Please count the lines below that contain the word "استحقاق", and reply with that number alone.

■ ■ ■ ■

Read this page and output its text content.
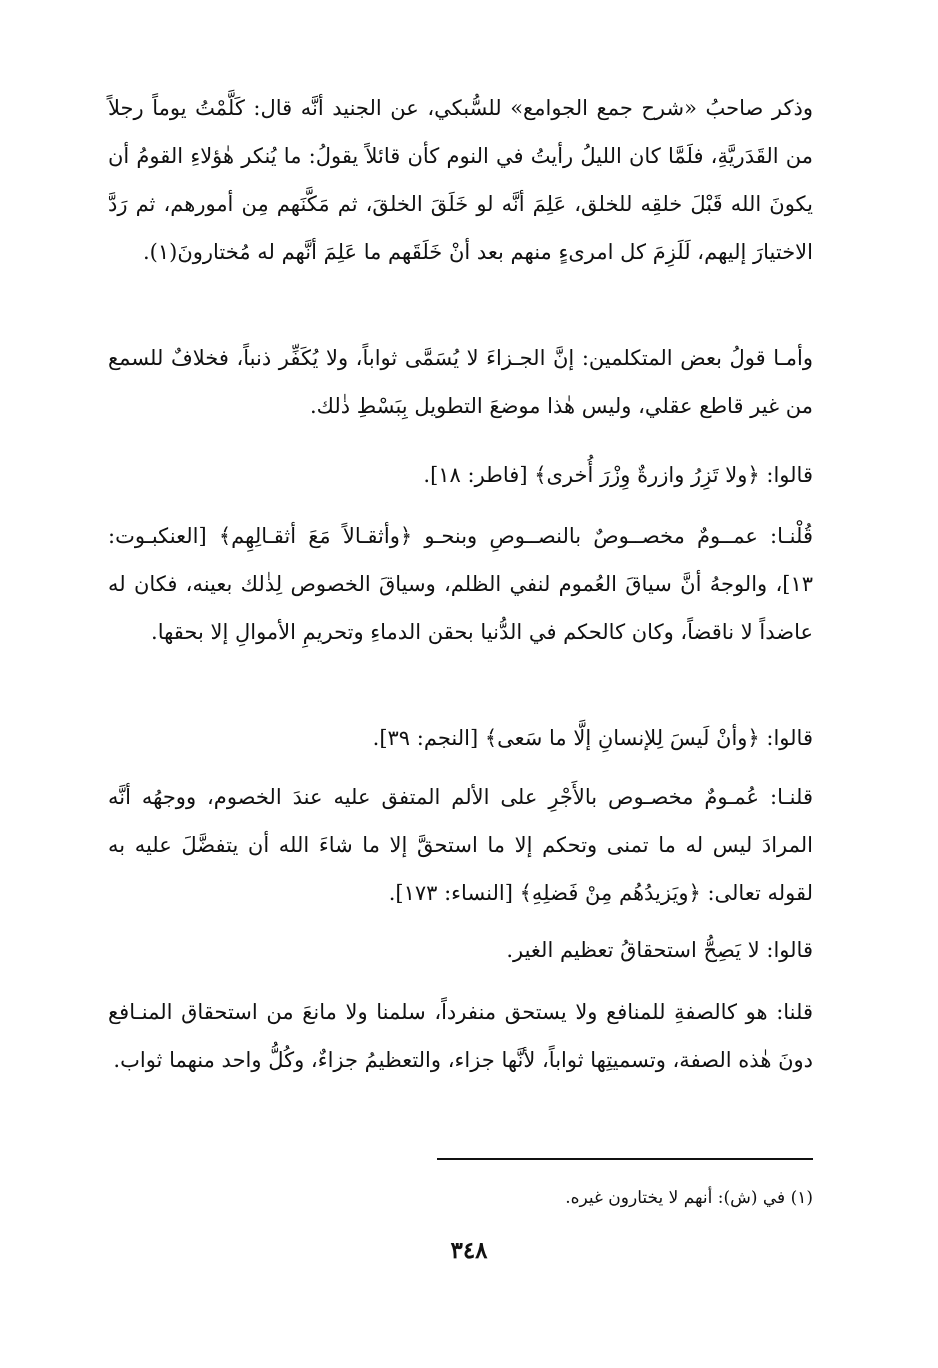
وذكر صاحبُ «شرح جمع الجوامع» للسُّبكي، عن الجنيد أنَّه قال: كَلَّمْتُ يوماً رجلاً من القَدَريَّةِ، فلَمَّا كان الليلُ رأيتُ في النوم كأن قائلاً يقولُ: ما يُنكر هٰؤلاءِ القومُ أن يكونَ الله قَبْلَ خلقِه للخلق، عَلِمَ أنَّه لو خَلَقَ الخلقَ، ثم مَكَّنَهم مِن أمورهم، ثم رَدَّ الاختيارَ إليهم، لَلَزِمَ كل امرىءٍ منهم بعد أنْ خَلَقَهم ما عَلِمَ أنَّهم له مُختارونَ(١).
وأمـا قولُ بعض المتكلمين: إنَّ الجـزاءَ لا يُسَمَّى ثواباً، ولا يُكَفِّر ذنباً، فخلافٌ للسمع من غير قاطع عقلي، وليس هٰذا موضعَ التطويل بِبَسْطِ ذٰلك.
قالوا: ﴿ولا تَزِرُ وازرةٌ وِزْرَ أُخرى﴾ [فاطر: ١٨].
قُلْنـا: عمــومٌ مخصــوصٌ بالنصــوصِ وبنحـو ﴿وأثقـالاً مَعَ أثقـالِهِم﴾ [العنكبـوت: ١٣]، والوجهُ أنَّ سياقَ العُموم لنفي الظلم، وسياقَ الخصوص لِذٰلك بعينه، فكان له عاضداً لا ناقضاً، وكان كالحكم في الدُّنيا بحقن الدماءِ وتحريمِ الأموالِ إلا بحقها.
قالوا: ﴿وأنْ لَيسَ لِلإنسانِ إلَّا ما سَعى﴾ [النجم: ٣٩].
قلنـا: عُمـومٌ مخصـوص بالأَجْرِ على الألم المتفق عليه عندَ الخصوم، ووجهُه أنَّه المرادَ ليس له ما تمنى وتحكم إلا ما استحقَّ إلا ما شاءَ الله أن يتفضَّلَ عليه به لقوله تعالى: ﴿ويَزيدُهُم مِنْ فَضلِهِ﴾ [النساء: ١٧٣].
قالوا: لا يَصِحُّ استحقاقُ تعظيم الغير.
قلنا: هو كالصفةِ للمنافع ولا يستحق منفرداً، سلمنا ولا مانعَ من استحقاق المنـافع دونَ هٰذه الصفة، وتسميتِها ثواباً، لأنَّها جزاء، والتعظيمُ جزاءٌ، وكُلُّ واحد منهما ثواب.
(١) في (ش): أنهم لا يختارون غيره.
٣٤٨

■ ■ ■ ■

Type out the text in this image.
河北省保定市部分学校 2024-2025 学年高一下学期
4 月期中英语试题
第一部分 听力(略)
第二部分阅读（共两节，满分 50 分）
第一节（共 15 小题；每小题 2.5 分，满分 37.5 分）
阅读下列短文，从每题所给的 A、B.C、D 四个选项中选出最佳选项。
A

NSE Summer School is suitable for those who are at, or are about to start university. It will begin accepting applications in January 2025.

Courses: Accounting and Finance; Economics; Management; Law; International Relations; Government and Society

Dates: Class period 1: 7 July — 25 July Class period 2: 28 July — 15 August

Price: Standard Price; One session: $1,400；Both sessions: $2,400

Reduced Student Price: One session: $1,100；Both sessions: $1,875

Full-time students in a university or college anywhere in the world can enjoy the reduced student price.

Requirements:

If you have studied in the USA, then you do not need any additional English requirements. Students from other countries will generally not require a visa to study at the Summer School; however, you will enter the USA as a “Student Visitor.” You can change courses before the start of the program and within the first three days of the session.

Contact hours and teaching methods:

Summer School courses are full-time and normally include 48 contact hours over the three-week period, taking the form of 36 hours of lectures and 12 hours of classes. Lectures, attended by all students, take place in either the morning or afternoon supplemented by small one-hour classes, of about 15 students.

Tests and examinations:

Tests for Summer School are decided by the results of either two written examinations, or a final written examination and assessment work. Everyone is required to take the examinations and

■ ■ ■ ■

* EXERCISE RESULT:
2